++++ SELECTED TEXT

Picts to Pietro

Picts, the Caledonians or inhabitants of Albin, i.e. Northern Scotland. The Scots came from Scotia, north of Ireland, and established themselves under Kenneth MAlpin in 843.

(The etymology of “Picts” from the Latin picti (“painted men”), is about equal to Stevens’s etymology of the word “brethren” from tabernacle, “because we breathe therein.”)

Picture (The), a drama by Massinger (1629). The story of this play (like that of the Twelfth Night, by Shakespeare) is taken from the novelletti of Bandello of Piedmont, who died 1555.

Picus, a soothsayer and augur; husband of Canens. In his prophetic art he made use of a woodpecker (picus), a prophetic bird sacred to Mars. Circê fell in love with him, and, as he did not respond to her advances, changed him into a woodpecker, whereby he still retained his prophetic power.

“There is Picus,” said Maryx. “What a strange thing is tradition! Perhaps it was in this very forest that Circe, gathering her herbs, saw the bold friend of Mars on his fiery courser, and tried to bewitch him, and, failing, metamorphosed him so. What, I wonder, ever first wedded that story to the woodpecker?”—Ouida: Ariadnê, i. II.

Pied Horses. Motassem had 130,000 pied horses, which he employed to carry earth to the plain of Catoul; and having raised a mound of sufficient height to command a view of the whole neighbourhood, he built thereon the royal city of Samarah.—Khondemyr: Khelassat al Akhbar (1495).

++++++++
++++ DATA RECORDS

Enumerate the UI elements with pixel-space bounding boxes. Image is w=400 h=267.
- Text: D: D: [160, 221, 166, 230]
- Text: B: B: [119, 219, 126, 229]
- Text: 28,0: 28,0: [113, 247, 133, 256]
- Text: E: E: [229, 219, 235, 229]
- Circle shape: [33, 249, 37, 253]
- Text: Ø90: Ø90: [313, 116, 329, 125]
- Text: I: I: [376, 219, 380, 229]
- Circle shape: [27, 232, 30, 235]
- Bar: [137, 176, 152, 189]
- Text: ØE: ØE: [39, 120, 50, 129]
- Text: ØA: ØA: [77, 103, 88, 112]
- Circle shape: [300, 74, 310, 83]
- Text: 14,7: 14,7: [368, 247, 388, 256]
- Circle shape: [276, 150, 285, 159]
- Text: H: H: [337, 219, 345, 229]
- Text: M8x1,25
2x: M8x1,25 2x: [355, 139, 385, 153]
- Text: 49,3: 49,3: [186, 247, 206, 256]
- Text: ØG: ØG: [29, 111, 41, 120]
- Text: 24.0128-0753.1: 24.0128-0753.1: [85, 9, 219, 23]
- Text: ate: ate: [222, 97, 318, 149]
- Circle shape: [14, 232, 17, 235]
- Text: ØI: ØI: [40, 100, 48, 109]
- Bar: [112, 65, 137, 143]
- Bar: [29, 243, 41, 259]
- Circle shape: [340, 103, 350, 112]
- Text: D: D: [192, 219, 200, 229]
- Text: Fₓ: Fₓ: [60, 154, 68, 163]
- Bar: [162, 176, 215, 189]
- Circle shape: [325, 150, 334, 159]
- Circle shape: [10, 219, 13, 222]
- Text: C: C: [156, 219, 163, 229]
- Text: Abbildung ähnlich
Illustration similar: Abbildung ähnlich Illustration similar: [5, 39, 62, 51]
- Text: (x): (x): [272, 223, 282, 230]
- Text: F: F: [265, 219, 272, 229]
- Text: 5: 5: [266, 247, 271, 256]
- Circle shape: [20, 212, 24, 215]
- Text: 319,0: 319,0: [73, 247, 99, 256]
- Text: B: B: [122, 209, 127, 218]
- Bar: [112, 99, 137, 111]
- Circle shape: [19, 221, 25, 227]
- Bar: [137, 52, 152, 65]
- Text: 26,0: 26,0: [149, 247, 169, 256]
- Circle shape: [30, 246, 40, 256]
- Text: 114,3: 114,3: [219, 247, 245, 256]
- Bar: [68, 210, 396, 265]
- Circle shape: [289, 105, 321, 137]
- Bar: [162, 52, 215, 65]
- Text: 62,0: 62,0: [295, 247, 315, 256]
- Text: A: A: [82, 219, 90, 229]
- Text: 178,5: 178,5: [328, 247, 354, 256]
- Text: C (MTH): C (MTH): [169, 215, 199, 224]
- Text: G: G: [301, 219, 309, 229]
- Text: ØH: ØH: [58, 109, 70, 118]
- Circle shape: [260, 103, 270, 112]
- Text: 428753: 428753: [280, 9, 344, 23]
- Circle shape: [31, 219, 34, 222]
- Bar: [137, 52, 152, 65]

++++++++

INSTRUCTION 1 -
Based on the dictionary entries from "Picts to Pietro", decide whether each statement is true. For each, answer yes or no and quote the deciding words of the entries. (a) The Scots established themselves under Kenneth MAlpin in 843. (b) Circe changed Picus into a woodpecker after he returned her love. (c) Motassem had 13,000 pied horses.
INSTRUCTION 2 -
Return the records unchanged, from their first line through the line containing "- Text: D: D: [192, 219, 200, 229]".

EXERCISE RESPONSE 1 -
(a) Yes: "The Scots came from Scotia, north of Ireland, and established themselves under Kenneth MAlpin in 843."
(b) No: "as he did not respond to her advances, changed him into a woodpecker"
(c) No: "Motassem had 130,000 pied horses"

EXERCISE RESPONSE 2 -
Enumerate the UI elements with pixel-space bounding boxes. Image is w=400 h=267.
- Text: D: D: [160, 221, 166, 230]
- Text: B: B: [119, 219, 126, 229]
- Text: 28,0: 28,0: [113, 247, 133, 256]
- Text: E: E: [229, 219, 235, 229]
- Circle shape: [33, 249, 37, 253]
- Text: Ø90: Ø90: [313, 116, 329, 125]
- Text: I: I: [376, 219, 380, 229]
- Circle shape: [27, 232, 30, 235]
- Bar: [137, 176, 152, 189]
- Text: ØE: ØE: [39, 120, 50, 129]
- Text: ØA: ØA: [77, 103, 88, 112]
- Circle shape: [300, 74, 310, 83]
- Text: 14,7: 14,7: [368, 247, 388, 256]
- Circle shape: [276, 150, 285, 159]
- Text: H: H: [337, 219, 345, 229]
- Text: M8x1,25
2x: M8x1,25 2x: [355, 139, 385, 153]
- Text: 49,3: 49,3: [186, 247, 206, 256]
- Text: ØG: ØG: [29, 111, 41, 120]
- Text: 24.0128-0753.1: 24.0128-0753.1: [85, 9, 219, 23]
- Text: ate: ate: [222, 97, 318, 149]
- Circle shape: [14, 232, 17, 235]
- Text: ØI: ØI: [40, 100, 48, 109]
- Bar: [112, 65, 137, 143]
- Bar: [29, 243, 41, 259]
- Circle shape: [340, 103, 350, 112]
- Text: D: D: [192, 219, 200, 229]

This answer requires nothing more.